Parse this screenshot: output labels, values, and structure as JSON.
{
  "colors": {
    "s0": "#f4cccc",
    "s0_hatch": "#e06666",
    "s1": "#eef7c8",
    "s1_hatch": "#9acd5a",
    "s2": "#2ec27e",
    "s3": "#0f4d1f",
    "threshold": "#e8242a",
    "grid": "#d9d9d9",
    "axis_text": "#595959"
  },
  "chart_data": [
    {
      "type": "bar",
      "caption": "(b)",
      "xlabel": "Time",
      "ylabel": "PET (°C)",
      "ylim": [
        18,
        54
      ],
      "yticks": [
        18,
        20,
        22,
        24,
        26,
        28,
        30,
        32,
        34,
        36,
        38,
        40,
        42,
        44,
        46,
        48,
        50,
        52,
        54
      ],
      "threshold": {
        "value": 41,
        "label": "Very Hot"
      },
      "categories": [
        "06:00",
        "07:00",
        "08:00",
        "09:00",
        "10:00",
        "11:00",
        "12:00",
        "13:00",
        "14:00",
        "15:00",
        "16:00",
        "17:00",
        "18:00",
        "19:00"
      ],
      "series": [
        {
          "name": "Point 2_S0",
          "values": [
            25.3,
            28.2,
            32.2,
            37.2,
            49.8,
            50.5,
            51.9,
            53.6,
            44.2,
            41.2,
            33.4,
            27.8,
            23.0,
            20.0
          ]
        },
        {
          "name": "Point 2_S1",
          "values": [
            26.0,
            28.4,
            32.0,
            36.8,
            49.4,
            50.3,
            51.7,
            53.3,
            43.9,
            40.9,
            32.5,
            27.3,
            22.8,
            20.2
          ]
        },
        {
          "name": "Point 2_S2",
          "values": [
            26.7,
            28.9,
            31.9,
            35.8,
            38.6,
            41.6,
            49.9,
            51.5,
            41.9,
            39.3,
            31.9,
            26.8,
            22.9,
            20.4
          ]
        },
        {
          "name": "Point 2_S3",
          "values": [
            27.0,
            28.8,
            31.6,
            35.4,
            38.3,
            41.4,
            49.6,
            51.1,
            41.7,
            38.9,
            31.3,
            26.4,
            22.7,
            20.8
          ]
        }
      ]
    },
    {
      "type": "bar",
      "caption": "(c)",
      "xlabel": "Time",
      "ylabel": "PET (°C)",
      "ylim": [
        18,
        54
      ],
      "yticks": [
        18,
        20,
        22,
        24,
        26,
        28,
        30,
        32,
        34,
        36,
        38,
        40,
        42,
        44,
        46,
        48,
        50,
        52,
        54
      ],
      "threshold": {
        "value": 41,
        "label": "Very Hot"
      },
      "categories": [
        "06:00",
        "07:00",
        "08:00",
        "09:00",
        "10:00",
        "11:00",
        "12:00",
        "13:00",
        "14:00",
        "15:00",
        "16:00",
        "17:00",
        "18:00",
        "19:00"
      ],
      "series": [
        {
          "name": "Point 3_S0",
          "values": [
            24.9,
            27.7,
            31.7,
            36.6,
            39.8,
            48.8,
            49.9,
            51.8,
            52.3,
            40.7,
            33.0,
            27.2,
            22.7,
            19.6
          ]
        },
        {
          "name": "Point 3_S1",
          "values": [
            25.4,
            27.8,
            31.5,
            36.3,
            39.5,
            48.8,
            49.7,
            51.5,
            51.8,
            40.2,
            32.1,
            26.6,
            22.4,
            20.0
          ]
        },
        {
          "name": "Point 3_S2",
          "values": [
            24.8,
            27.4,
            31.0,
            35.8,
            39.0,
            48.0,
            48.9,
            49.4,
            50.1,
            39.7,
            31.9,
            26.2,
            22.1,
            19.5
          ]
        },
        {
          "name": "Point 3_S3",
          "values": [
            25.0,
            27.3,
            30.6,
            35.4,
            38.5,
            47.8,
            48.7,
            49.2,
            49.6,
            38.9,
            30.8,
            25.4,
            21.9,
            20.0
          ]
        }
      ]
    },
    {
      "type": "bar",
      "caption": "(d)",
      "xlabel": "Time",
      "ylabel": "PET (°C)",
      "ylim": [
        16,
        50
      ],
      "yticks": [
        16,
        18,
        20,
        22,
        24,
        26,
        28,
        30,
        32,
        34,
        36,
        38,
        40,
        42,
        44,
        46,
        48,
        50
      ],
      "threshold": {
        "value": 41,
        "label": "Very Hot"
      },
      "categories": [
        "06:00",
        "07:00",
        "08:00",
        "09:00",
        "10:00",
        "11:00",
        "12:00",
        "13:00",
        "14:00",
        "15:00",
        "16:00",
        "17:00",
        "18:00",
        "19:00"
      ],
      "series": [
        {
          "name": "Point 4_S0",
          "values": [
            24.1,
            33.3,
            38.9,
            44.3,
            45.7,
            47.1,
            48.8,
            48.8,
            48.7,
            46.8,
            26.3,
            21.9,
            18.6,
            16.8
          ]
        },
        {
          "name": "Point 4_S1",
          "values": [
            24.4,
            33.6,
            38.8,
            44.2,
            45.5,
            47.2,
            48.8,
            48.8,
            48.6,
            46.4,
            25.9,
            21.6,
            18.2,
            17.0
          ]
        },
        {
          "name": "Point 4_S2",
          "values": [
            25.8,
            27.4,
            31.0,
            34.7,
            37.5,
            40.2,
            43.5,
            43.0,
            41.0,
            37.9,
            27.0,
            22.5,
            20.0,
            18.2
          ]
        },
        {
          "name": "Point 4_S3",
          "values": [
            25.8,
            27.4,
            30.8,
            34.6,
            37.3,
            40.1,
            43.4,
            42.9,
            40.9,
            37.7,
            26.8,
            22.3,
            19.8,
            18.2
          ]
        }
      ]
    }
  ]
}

- - - - -

> **Goal**: Quote the material exactly, leaving nothing out.

> **Answer below**:
Parse this screenshot: output labels, values, and structure as JSON.
{
  "colors": {
    "s0": "#f4cccc",
    "s0_hatch": "#e06666",
    "s1": "#eef7c8",
    "s1_hatch": "#9acd5a",
    "s2": "#2ec27e",
    "s3": "#0f4d1f",
    "threshold": "#e8242a",
    "grid": "#d9d9d9",
    "axis_text": "#595959"
  },
  "chart_data": [
    {
      "type": "bar",
      "caption": "(b)",
      "xlabel": "Time",
      "ylabel": "PET (°C)",
      "ylim": [
        18,
        54
      ],
      "yticks": [
        18,
        20,
        22,
        24,
        26,
        28,
        30,
        32,
        34,
        36,
        38,
        40,
        42,
        44,
        46,
        48,
        50,
        52,
        54
      ],
      "threshold": {
        "value": 41,
        "label": "Very Hot"
      },
      "categories": [
        "06:00",
        "07:00",
        "08:00",
        "09:00",
        "10:00",
        "11:00",
        "12:00",
        "13:00",
        "14:00",
        "15:00",
        "16:00",
        "17:00",
        "18:00",
        "19:00"
      ],
      "series": [
        {
          "name": "Point 2_S0",
          "values": [
            25.3,
            28.2,
            32.2,
            37.2,
            49.8,
            50.5,
            51.9,
            53.6,
            44.2,
            41.2,
            33.4,
            27.8,
            23.0,
            20.0
          ]
        },
        {
          "name": "Point 2_S1",
          "values": [
            26.0,
            28.4,
            32.0,
            36.8,
            49.4,
            50.3,
            51.7,
            53.3,
            43.9,
            40.9,
            32.5,
            27.3,
            22.8,
            20.2
          ]
        },
        {
          "name": "Point 2_S2",
          "values": [
            26.7,
            28.9,
            31.9,
            35.8,
            38.6,
            41.6,
            49.9,
            51.5,
            41.9,
            39.3,
            31.9,
            26.8,
            22.9,
            20.4
          ]
        },
        {
          "name": "Point 2_S3",
          "values": [
            27.0,
            28.8,
            31.6,
            35.4,
            38.3,
            41.4,
            49.6,
            51.1,
            41.7,
            38.9,
            31.3,
            26.4,
            22.7,
            20.8
          ]
        }
      ]
    },
    {
      "type": "bar",
      "caption": "(c)",
      "xlabel": "Time",
      "ylabel": "PET (°C)",
      "ylim": [
        18,
        54
      ],
      "yticks": [
        18,
        20,
        22,
        24,
        26,
        28,
        30,
        32,
        34,
        36,
        38,
        40,
        42,
        44,
        46,
        48,
        50,
        52,
        54
      ],
      "threshold": {
        "value": 41,
        "label": "Very Hot"
      },
      "categories": [
        "06:00",
        "07:00",
        "08:00",
        "09:00",
        "10:00",
        "11:00",
        "12:00",
        "13:00",
        "14:00",
        "15:00",
        "16:00",
        "17:00",
        "18:00",
        "19:00"
      ],
      "series": [
        {
          "name": "Point 3_S0",
          "values": [
            24.9,
            27.7,
            31.7,
            36.6,
            39.8,
            48.8,
            49.9,
            51.8,
            52.3,
            40.7,
            33.0,
            27.2,
            22.7,
            19.6
          ]
        },
        {
          "name": "Point 3_S1",
          "values": [
            25.4,
            27.8,
            31.5,
            36.3,
            39.5,
            48.8,
            49.7,
            51.5,
            51.8,
            40.2,
            32.1,
            26.6,
            22.4,
            20.0
          ]
        },
        {
          "name": "Point 3_S2",
          "values": [
            24.8,
            27.4,
            31.0,
            35.8,
            39.0,
            48.0,
            48.9,
            49.4,
            50.1,
            39.7,
            31.9,
            26.2,
            22.1,
            19.5
          ]
        },
        {
          "name": "Point 3_S3",
          "values": [
            25.0,
            27.3,
            30.6,
            35.4,
            38.5,
            47.8,
            48.7,
            49.2,
            49.6,
            38.9,
            30.8,
            25.4,
            21.9,
            20.0
          ]
        }
      ]
    },
    {
      "type": "bar",
      "caption": "(d)",
      "xlabel": "Time",
      "ylabel": "PET (°C)",
      "ylim": [
        16,
        50
      ],
      "yticks": [
        16,
        18,
        20,
        22,
        24,
        26,
        28,
        30,
        32,
        34,
        36,
        38,
        40,
        42,
        44,
        46,
        48,
        50
      ],
      "threshold": {
        "value": 41,
        "label": "Very Hot"
      },
      "categories": [
        "06:00",
        "07:00",
        "08:00",
        "09:00",
        "10:00",
        "11:00",
        "12:00",
        "13:00",
        "14:00",
        "15:00",
        "16:00",
        "17:00",
        "18:00",
        "19:00"
      ],
      "series": [
        {
          "name": "Point 4_S0",
          "values": [
            24.1,
            33.3,
            38.9,
            44.3,
            45.7,
            47.1,
            48.8,
            48.8,
            48.7,
            46.8,
            26.3,
            21.9,
            18.6,
            16.8
          ]
        },
        {
          "name": "Point 4_S1",
          "values": [
            24.4,
            33.6,
            38.8,
            44.2,
            45.5,
            47.2,
            48.8,
            48.8,
            48.6,
            46.4,
            25.9,
            21.6,
            18.2,
            17.0
          ]
        },
        {
          "name": "Point 4_S2",
          "values": [
            25.8,
            27.4,
            31.0,
            34.7,
            37.5,
            40.2,
            43.5,
            43.0,
            41.0,
            37.9,
            27.0,
            22.5,
            20.0,
            18.2
          ]
        },
        {
          "name": "Point 4_S3",
          "values": [
            25.8,
            27.4,
            30.8,
            34.6,
            37.3,
            40.1,
            43.4,
            42.9,
            40.9,
            37.7,
            26.8,
            22.3,
            19.8,
            18.2
          ]
        }
      ]
    }
  ]
}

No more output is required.